(Extracted data entries)
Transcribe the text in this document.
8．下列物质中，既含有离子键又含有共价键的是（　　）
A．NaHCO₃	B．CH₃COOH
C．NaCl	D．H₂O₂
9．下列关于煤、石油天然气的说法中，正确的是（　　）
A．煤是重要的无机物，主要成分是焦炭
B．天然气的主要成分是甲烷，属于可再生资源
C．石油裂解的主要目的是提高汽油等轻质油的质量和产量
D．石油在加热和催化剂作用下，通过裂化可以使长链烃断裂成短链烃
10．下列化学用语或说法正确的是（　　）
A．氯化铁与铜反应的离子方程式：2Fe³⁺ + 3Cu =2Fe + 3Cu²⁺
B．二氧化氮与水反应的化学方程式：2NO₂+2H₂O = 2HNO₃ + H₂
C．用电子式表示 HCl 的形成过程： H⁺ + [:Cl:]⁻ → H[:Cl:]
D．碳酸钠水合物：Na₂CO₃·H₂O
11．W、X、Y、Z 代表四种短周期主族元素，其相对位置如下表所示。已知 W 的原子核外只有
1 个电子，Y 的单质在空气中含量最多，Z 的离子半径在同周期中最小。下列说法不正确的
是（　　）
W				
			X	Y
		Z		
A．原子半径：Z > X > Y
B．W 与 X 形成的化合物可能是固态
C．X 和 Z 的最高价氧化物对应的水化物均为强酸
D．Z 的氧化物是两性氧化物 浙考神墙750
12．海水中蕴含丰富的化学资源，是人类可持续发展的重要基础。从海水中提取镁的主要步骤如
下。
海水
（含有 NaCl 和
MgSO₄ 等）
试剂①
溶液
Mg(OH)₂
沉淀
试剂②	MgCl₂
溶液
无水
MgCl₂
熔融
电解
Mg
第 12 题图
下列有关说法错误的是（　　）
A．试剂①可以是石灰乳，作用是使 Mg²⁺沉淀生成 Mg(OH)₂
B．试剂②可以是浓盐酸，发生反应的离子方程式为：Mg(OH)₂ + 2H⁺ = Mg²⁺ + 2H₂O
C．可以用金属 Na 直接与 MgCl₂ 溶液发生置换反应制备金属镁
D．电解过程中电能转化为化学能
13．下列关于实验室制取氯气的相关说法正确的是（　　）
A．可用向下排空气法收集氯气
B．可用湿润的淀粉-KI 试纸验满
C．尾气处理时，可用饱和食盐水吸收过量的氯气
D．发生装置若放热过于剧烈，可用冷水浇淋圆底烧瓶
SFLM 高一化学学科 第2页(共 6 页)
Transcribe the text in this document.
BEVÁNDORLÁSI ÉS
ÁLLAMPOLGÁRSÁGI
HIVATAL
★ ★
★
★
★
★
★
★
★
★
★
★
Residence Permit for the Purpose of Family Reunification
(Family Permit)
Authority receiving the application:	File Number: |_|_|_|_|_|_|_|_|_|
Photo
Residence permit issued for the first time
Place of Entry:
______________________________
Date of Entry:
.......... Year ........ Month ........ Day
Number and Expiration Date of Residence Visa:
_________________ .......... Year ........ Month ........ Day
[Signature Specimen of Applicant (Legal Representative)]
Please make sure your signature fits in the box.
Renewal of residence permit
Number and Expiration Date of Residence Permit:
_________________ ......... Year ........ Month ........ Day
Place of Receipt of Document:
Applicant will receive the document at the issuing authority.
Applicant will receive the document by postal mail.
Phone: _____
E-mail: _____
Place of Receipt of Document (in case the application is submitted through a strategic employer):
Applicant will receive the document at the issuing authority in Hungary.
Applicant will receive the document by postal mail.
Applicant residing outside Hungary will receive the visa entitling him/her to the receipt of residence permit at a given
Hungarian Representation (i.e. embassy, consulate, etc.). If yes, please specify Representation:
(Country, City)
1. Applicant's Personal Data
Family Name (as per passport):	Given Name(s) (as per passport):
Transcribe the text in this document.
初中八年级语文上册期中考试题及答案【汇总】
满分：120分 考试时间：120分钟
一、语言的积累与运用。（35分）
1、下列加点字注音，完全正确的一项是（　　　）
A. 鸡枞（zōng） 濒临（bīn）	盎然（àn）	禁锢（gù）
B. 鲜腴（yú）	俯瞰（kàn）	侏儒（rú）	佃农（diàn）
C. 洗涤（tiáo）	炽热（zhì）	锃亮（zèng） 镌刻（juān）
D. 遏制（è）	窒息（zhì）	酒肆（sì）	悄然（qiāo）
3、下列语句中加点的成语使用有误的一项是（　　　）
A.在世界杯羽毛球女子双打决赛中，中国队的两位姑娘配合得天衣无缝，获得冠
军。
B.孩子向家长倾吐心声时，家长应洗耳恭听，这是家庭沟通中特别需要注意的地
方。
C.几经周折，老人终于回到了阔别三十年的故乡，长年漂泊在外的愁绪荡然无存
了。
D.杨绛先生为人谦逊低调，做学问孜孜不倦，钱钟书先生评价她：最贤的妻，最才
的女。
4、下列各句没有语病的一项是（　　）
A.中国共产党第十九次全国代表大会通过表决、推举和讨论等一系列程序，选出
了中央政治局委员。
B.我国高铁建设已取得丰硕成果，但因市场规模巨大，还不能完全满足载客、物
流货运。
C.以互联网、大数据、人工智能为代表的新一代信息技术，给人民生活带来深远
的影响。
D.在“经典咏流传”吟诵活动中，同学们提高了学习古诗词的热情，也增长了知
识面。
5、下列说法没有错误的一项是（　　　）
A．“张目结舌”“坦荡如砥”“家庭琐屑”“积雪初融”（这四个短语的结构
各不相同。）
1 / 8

Prompt:
State the number of lines in the records that contain the string "Date", and nothing more.

Problem solution:
3